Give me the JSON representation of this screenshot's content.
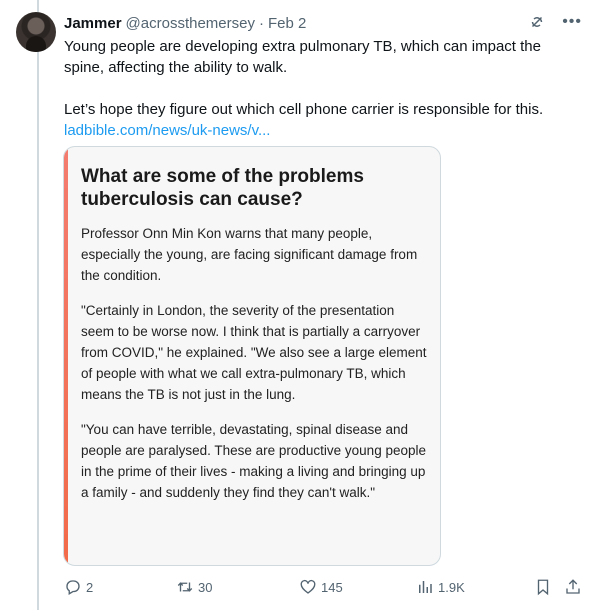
{
  "author": {
    "name": "Jammer",
    "handle": "@acrossthemersey",
    "separator": "·",
    "date": "Feb 2"
  },
  "icons": {
    "grok": "grok-icon",
    "more": "more-icon"
  },
  "tweet": {
    "line1": "Young people are developing extra pulmonary TB, which can impact the spine, affecting the ability to walk.",
    "line2": "Let’s hope they figure out which cell phone carrier is responsible for this.",
    "link": "ladbible.com/news/uk-news/v..."
  },
  "card": {
    "title": "What are some of the problems tuberculosis can cause?",
    "paragraphs": [
      "Professor Onn Min Kon warns that many people, especially the young, are facing significant damage from the condition.",
      "\"Certainly in London, the severity of the presentation seem to be worse now. I think that is partially a carryover from COVID,\" he explained. \"We also see a large element of people with what we call extra-pulmonary TB, which means the TB is not just in the lung.",
      "\"You can have terrible, devastating, spinal disease and people are paralysed. These are productive young people in the prime of their lives - making a living and bringing up a family - and suddenly they find they can't walk.\""
    ],
    "accent_color": "#f26b4a"
  },
  "actions": {
    "replies": "2",
    "retweets": "30",
    "likes": "145",
    "views": "1.9K"
  },
  "colors": {
    "link": "#1d9bf0",
    "secondary_text": "#536471"
  }
}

» WHAT YOU SHOULD DO
Reproduce the material word for word. Any pictures should be left out of the copy.

» SOLUTION BELOW
Give me the JSON representation of this screenshot's content.
{
  "author": {
    "name": "Jammer",
    "handle": "@acrossthemersey",
    "separator": "·",
    "date": "Feb 2"
  },
  "icons": {
    "grok": "grok-icon",
    "more": "more-icon"
  },
  "tweet": {
    "line1": "Young people are developing extra pulmonary TB, which can impact the spine, affecting the ability to walk.",
    "line2": "Let’s hope they figure out which cell phone carrier is responsible for this.",
    "link": "ladbible.com/news/uk-news/v..."
  },
  "card": {
    "title": "What are some of the problems tuberculosis can cause?",
    "paragraphs": [
      "Professor Onn Min Kon warns that many people, especially the young, are facing significant damage from the condition.",
      "\"Certainly in London, the severity of the presentation seem to be worse now. I think that is partially a carryover from COVID,\" he explained. \"We also see a large element of people with what we call extra-pulmonary TB, which means the TB is not just in the lung.",
      "\"You can have terrible, devastating, spinal disease and people are paralysed. These are productive young people in the prime of their lives - making a living and bringing up a family - and suddenly they find they can't walk.\""
    ],
    "accent_color": "#f26b4a"
  },
  "actions": {
    "replies": "2",
    "retweets": "30",
    "likes": "145",
    "views": "1.9K"
  },
  "colors": {
    "link": "#1d9bf0",
    "secondary_text": "#536471"
  }
}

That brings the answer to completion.